(Dataset items)
----------
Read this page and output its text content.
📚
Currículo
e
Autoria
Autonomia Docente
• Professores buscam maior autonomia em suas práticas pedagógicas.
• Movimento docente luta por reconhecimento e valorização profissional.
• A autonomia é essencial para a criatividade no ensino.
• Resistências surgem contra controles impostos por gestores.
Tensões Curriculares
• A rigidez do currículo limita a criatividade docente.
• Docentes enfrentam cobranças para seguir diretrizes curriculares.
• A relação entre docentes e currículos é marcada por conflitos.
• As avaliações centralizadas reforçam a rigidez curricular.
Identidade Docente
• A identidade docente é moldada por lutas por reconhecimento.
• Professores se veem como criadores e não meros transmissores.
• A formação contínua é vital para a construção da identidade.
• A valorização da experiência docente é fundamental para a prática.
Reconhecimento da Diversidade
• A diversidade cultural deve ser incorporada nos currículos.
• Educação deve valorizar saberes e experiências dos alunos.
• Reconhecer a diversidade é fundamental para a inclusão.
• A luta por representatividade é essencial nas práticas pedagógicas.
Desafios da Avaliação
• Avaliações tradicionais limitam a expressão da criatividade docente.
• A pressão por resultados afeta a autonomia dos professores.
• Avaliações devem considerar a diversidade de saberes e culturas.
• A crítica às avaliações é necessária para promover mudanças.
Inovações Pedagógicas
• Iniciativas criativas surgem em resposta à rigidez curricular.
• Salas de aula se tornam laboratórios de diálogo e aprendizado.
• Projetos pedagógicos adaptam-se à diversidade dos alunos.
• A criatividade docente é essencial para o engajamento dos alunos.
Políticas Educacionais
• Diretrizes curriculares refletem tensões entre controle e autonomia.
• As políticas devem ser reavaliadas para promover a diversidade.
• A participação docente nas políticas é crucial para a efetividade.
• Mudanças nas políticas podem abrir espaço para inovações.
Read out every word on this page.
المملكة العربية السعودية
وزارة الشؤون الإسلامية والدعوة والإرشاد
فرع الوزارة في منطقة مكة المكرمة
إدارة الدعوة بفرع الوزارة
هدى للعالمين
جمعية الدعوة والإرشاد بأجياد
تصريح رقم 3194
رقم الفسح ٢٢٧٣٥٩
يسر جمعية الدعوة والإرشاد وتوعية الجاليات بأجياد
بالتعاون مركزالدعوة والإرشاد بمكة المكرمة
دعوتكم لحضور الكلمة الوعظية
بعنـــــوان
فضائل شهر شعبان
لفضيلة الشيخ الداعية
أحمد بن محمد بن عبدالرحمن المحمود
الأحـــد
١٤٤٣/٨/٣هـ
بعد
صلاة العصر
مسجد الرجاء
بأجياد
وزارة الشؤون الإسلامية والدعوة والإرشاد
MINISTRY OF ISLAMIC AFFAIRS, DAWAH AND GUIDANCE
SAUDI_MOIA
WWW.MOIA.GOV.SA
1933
----------
**Exercise instructions**
Go through the listing above and restate it word for word.

**Worked answer**
Read this page and output its text content.
📚
Currículo
e
Autoria
Autonomia Docente
• Professores buscam maior autonomia em suas práticas pedagógicas.
• Movimento docente luta por reconhecimento e valorização profissional.
• A autonomia é essencial para a criatividade no ensino.
• Resistências surgem contra controles impostos por gestores.
Tensões Curriculares
• A rigidez do currículo limita a criatividade docente.
• Docentes enfrentam cobranças para seguir diretrizes curriculares.
• A relação entre docentes e currículos é marcada por conflitos.
• As avaliações centralizadas reforçam a rigidez curricular.
Identidade Docente
• A identidade docente é moldada por lutas por reconhecimento.
• Professores se veem como criadores e não meros transmissores.
• A formação contínua é vital para a construção da identidade.
• A valorização da experiência docente é fundamental para a prática.
Reconhecimento da Diversidade
• A diversidade cultural deve ser incorporada nos currículos.
• Educação deve valorizar saberes e experiências dos alunos.
• Reconhecer a diversidade é fundamental para a inclusão.
• A luta por representatividade é essencial nas práticas pedagógicas.
Desafios da Avaliação
• Avaliações tradicionais limitam a expressão da criatividade docente.
• A pressão por resultados afeta a autonomia dos professores.
• Avaliações devem considerar a diversidade de saberes e culturas.
• A crítica às avaliações é necessária para promover mudanças.
Inovações Pedagógicas
• Iniciativas criativas surgem em resposta à rigidez curricular.
• Salas de aula se tornam laboratórios de diálogo e aprendizado.
• Projetos pedagógicos adaptam-se à diversidade dos alunos.
• A criatividade docente é essencial para o engajamento dos alunos.
Políticas Educacionais
• Diretrizes curriculares refletem tensões entre controle e autonomia.
• As políticas devem ser reavaliadas para promover a diversidade.
• A participação docente nas políticas é crucial para a efetividade.
• Mudanças nas políticas podem abrir espaço para inovações.
Read out every word on this page.
المملكة العربية السعودية
وزارة الشؤون الإسلامية والدعوة والإرشاد
فرع الوزارة في منطقة مكة المكرمة
إدارة الدعوة بفرع الوزارة
هدى للعالمين
جمعية الدعوة والإرشاد بأجياد
تصريح رقم 3194
رقم الفسح ٢٢٧٣٥٩
يسر جمعية الدعوة والإرشاد وتوعية الجاليات بأجياد
بالتعاون مركزالدعوة والإرشاد بمكة المكرمة
دعوتكم لحضور الكلمة الوعظية
بعنـــــوان
فضائل شهر شعبان
لفضيلة الشيخ الداعية
أحمد بن محمد بن عبدالرحمن المحمود
الأحـــد
١٤٤٣/٨/٣هـ
بعد
صلاة العصر
مسجد الرجاء
بأجياد
وزارة الشؤون الإسلامية والدعوة والإرشاد
MINISTRY OF ISLAMIC AFFAIRS, DAWAH AND GUIDANCE
SAUDI_MOIA
WWW.MOIA.GOV.SA
1933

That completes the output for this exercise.